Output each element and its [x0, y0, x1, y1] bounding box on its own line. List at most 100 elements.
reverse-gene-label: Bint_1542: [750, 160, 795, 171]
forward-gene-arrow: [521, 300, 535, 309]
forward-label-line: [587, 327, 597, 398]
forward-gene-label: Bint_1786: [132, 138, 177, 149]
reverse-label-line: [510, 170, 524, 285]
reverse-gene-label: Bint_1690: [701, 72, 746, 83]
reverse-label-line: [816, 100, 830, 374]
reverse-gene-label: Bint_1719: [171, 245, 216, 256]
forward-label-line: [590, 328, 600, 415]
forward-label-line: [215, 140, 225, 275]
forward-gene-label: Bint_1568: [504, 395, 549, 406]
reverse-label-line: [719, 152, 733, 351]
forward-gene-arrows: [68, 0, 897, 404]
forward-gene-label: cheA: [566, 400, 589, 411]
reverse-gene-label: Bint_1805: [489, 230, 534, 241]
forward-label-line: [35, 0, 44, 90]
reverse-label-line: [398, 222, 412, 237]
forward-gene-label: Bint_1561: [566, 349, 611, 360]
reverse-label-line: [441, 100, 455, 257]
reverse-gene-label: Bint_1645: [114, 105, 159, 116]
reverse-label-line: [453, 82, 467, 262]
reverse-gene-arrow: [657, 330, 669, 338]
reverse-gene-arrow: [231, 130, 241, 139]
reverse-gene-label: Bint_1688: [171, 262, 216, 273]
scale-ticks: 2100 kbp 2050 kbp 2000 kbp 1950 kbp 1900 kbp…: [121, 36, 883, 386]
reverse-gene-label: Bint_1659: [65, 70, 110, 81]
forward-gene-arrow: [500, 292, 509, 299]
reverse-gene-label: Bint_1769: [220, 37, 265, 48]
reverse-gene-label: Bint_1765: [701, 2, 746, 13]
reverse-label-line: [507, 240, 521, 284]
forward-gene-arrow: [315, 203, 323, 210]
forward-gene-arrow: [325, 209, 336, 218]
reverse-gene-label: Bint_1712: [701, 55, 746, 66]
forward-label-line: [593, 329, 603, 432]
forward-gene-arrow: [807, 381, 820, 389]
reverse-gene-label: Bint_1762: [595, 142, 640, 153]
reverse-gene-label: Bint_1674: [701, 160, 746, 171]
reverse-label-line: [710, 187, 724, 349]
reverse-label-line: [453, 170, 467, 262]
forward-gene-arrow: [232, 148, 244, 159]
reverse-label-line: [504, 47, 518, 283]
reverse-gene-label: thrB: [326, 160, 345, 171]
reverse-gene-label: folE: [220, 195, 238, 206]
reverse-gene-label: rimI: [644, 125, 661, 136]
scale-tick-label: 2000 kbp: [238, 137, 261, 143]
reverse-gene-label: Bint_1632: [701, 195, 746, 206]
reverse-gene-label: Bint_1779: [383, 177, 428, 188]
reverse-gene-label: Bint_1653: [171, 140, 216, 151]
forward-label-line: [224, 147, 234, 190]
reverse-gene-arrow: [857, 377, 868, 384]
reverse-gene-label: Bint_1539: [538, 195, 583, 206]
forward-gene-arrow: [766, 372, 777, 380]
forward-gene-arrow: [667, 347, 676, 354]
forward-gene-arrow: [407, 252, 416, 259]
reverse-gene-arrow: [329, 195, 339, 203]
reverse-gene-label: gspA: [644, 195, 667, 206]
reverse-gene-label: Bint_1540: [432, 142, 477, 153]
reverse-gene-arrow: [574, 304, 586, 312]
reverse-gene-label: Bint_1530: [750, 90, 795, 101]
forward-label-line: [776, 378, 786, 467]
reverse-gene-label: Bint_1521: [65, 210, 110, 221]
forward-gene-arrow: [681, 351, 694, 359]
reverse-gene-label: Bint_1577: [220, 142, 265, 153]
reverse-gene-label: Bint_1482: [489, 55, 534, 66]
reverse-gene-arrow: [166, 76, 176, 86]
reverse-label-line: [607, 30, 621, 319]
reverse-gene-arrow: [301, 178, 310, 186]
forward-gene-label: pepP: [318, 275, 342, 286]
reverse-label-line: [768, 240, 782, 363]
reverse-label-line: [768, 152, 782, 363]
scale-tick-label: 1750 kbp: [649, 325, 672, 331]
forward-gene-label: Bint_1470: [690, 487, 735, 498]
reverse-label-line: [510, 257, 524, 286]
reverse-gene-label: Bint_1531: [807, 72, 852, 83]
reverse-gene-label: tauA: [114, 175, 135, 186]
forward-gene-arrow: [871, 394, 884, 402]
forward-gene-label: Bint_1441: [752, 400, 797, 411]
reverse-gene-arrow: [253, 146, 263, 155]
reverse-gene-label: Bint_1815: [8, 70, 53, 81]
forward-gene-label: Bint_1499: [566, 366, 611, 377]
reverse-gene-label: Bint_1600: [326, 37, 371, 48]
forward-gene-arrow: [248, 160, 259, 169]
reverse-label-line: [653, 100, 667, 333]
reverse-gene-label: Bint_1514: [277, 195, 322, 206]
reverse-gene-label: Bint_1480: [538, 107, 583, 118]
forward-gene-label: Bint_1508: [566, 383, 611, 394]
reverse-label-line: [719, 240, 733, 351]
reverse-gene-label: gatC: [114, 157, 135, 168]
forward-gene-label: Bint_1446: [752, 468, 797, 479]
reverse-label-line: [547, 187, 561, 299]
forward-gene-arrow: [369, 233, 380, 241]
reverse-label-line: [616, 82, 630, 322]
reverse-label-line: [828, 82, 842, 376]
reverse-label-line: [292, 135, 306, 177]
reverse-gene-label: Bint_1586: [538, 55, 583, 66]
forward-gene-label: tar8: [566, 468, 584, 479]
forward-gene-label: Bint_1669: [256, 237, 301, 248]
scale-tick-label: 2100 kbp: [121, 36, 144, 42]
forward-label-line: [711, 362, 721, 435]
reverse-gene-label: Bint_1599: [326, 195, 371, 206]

====

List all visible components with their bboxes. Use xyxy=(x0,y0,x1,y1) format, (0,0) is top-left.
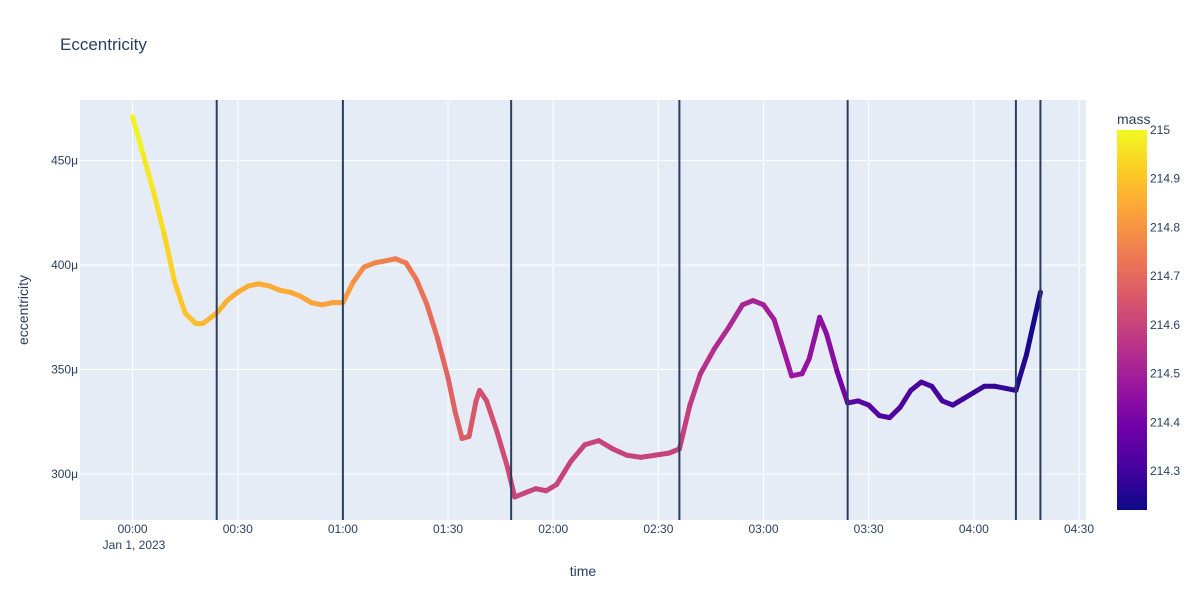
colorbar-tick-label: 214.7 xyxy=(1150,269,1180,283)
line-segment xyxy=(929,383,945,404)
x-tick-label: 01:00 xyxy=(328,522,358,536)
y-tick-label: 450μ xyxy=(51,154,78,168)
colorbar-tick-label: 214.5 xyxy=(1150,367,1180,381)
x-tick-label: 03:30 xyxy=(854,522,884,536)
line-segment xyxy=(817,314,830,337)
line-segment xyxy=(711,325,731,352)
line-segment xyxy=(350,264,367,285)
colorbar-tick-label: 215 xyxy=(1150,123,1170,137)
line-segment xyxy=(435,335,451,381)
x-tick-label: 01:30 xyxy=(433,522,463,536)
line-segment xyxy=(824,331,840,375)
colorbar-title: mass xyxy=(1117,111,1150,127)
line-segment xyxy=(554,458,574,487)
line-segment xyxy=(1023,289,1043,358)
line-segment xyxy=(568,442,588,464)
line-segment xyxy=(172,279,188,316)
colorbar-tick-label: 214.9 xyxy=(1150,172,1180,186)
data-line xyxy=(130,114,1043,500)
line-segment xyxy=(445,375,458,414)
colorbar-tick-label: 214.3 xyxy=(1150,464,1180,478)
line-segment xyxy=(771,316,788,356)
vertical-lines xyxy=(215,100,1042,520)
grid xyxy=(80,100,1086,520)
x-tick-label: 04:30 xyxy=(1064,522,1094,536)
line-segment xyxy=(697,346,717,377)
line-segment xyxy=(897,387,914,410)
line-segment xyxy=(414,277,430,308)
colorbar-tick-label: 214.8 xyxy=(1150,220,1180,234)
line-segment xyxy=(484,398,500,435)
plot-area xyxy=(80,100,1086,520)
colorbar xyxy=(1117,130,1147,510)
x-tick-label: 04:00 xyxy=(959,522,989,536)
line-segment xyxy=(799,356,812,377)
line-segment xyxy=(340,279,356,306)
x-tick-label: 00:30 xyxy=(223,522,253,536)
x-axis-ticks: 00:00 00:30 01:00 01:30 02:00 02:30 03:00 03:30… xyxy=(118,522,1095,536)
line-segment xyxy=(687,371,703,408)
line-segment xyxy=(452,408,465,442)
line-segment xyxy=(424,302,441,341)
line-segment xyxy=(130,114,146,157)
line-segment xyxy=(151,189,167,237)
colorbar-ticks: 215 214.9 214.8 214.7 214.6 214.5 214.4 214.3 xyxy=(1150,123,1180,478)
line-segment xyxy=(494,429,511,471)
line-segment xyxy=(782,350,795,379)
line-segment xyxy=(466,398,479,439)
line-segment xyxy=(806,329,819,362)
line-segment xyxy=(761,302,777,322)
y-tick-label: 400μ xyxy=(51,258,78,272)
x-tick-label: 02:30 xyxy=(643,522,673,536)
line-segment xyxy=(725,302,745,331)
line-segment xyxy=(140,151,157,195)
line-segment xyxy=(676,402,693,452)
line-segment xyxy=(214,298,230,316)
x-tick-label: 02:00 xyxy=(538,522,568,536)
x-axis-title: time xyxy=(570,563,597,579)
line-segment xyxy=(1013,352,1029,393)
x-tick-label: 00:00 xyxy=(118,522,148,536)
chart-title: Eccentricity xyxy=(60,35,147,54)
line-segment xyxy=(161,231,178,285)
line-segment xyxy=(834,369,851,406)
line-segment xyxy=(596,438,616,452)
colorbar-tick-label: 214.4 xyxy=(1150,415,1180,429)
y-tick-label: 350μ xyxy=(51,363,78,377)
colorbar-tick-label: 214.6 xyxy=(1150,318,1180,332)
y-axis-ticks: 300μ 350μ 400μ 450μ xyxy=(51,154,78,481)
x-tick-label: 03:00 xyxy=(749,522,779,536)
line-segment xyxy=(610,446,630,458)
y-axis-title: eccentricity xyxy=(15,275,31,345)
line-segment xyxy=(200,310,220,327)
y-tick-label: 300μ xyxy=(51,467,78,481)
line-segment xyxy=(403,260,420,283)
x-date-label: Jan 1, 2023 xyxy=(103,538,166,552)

====

WHAT TO PRODUCE
Reproduce word for word every row from the one containing "colorbar-tick-label: 214.7 xyxy=(1150,269,1180,283)" down to the one containing "colorbar-tick-label: 214.3 xyxy=(1150,464,1180,478)", including both of those rows.

OUTPUT OF THE TASK
colorbar-tick-label: 214.7 xyxy=(1150,269,1180,283)
line-segment xyxy=(929,383,945,404)
x-tick-label: 01:00 xyxy=(328,522,358,536)
y-tick-label: 450μ xyxy=(51,154,78,168)
colorbar-tick-label: 214.5 xyxy=(1150,367,1180,381)
x-tick-label: 03:30 xyxy=(854,522,884,536)
line-segment xyxy=(817,314,830,337)
line-segment xyxy=(711,325,731,352)
line-segment xyxy=(350,264,367,285)
colorbar-tick-label: 215 xyxy=(1150,123,1170,137)
line-segment xyxy=(435,335,451,381)
x-tick-label: 01:30 xyxy=(433,522,463,536)
line-segment xyxy=(824,331,840,375)
colorbar-title: mass xyxy=(1117,111,1150,127)
line-segment xyxy=(554,458,574,487)
line-segment xyxy=(1023,289,1043,358)
line-segment xyxy=(568,442,588,464)
line-segment xyxy=(172,279,188,316)
colorbar-tick-label: 214.9 xyxy=(1150,172,1180,186)
data-line xyxy=(130,114,1043,500)
line-segment xyxy=(445,375,458,414)
colorbar-tick-label: 214.3 xyxy=(1150,464,1180,478)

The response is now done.